__What you will do__
How many of the lines here include "suivants"? Answer with a single number.

__Data__
···

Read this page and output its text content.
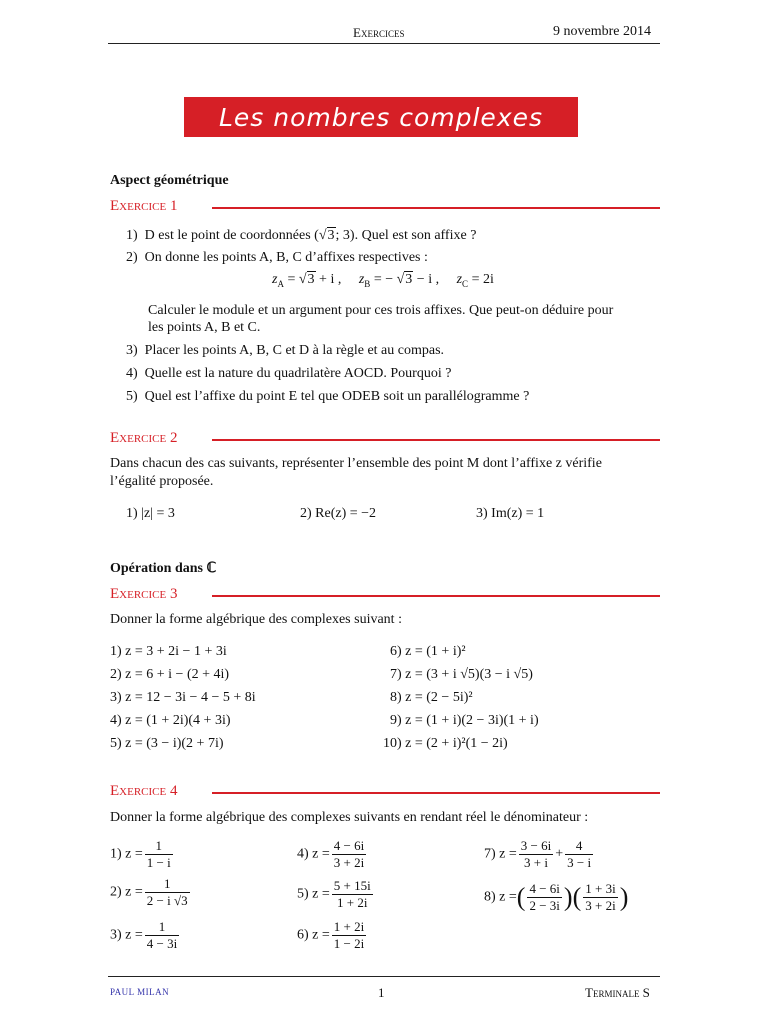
Exercices	9 novembre 2014
Les nombres complexes
Aspect géométrique
Exercice 1
1) D est le point de coordonnées (√3; 3). Quel est son affixe ?
2) On donne les points A, B, C d’affixes respectives :
$z_A = √3 + i$ , $z_B$ = − √3 − i , $z_C = 2i$
Calculer le module et un argument pour ces trois affixes. Que peut-on déduire pour
les points A, B et C.
3) Placer les points A, B, C et D à la règle et au compas.
4) Quelle est la nature du quadrilatère AOCD. Pourquoi ?
5) Quel est l’affixe du point E tel que ODEB soit un parallélogramme ?
Exercice 2
Dans chacun des cas suivants, représenter l’ensemble des point M dont l’affixe z vérifie
l’égalité proposée.
1) |z| = 3	2) Re(z) = −2	3) Im(z) = 1
Opération dans ℂ
Exercice 3
Donner la forme algébrique des complexes suivant :
1) z = 3 + 2i − 1 + 3i
2) z = 6 + i − (2 + 4i)
3) z = 12 − 3i − 4 − 5 + 8i
4) z = (1 + 2i)(4 + 3i)
5) z = (3 − i)(2 + 7i)
6) z = (1 + i)²
7) z = (3 + i √5)(3 − i √5)
8) z = (2 − 5i)²
9) z = (1 + i)(2 − 3i)(1 + i)
10) z = (2 + i)²(1 − 2i)
Exercice 4
Donner la forme algébrique des complexes suivants en rendant réel le dénominateur :
1) $z = \frac{1}{1 - i}$
2) $z = \frac{1}{2 - i √3}$
3) $z = \frac{1}{4 - 3i}$
4) $z = \frac{4 - 6i}{3 + 2i}$
5) $z = \frac{5 + 15i}{1 + 2i}$
6) $z = \frac{1 + 2i}{1 - 2i}$
7) $z = \frac{3 - 6i}{3 + i} + \frac{4}{3 - i}$
8) z =( $\frac{4 - 6i}{2 - 3i}$ )( $\frac{1 + 3i}{3 + 2i}$ )
PAUL MILAN	1	Terminale S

···

__Task answer__
2